--- START OF Data extract ---

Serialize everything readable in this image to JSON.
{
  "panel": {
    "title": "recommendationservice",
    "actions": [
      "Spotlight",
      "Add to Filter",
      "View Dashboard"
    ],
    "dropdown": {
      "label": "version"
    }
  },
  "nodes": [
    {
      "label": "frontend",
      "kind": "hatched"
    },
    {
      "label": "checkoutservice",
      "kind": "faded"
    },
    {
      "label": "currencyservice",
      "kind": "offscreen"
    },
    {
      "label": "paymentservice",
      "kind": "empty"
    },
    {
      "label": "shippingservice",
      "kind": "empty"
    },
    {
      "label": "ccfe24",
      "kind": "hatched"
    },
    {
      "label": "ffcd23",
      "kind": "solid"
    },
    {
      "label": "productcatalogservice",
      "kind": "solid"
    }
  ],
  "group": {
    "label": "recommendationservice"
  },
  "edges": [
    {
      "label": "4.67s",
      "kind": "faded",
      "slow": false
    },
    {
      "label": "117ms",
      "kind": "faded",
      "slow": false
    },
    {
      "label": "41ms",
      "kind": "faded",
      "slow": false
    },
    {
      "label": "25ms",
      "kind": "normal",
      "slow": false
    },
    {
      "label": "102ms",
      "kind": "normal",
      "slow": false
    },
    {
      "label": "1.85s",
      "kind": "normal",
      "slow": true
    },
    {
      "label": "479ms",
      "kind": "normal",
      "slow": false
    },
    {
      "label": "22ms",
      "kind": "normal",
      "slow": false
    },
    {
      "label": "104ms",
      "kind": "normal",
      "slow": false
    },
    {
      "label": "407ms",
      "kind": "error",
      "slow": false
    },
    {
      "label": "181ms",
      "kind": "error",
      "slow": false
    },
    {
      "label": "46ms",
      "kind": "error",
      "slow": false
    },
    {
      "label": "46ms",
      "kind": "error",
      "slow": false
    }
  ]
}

--- END OF Data extract ---

> _Directions for this task_:
Return the listing above in its exact form.

> _Answer to the exercise_:
Serialize everything readable in this image to JSON.
{
  "panel": {
    "title": "recommendationservice",
    "actions": [
      "Spotlight",
      "Add to Filter",
      "View Dashboard"
    ],
    "dropdown": {
      "label": "version"
    }
  },
  "nodes": [
    {
      "label": "frontend",
      "kind": "hatched"
    },
    {
      "label": "checkoutservice",
      "kind": "faded"
    },
    {
      "label": "currencyservice",
      "kind": "offscreen"
    },
    {
      "label": "paymentservice",
      "kind": "empty"
    },
    {
      "label": "shippingservice",
      "kind": "empty"
    },
    {
      "label": "ccfe24",
      "kind": "hatched"
    },
    {
      "label": "ffcd23",
      "kind": "solid"
    },
    {
      "label": "productcatalogservice",
      "kind": "solid"
    }
  ],
  "group": {
    "label": "recommendationservice"
  },
  "edges": [
    {
      "label": "4.67s",
      "kind": "faded",
      "slow": false
    },
    {
      "label": "117ms",
      "kind": "faded",
      "slow": false
    },
    {
      "label": "41ms",
      "kind": "faded",
      "slow": false
    },
    {
      "label": "25ms",
      "kind": "normal",
      "slow": false
    },
    {
      "label": "102ms",
      "kind": "normal",
      "slow": false
    },
    {
      "label": "1.85s",
      "kind": "normal",
      "slow": true
    },
    {
      "label": "479ms",
      "kind": "normal",
      "slow": false
    },
    {
      "label": "22ms",
      "kind": "normal",
      "slow": false
    },
    {
      "label": "104ms",
      "kind": "normal",
      "slow": false
    },
    {
      "label": "407ms",
      "kind": "error",
      "slow": false
    },
    {
      "label": "181ms",
      "kind": "error",
      "slow": false
    },
    {
      "label": "46ms",
      "kind": "error",
      "slow": false
    },
    {
      "label": "46ms",
      "kind": "error",
      "slow": false
    }
  ]
}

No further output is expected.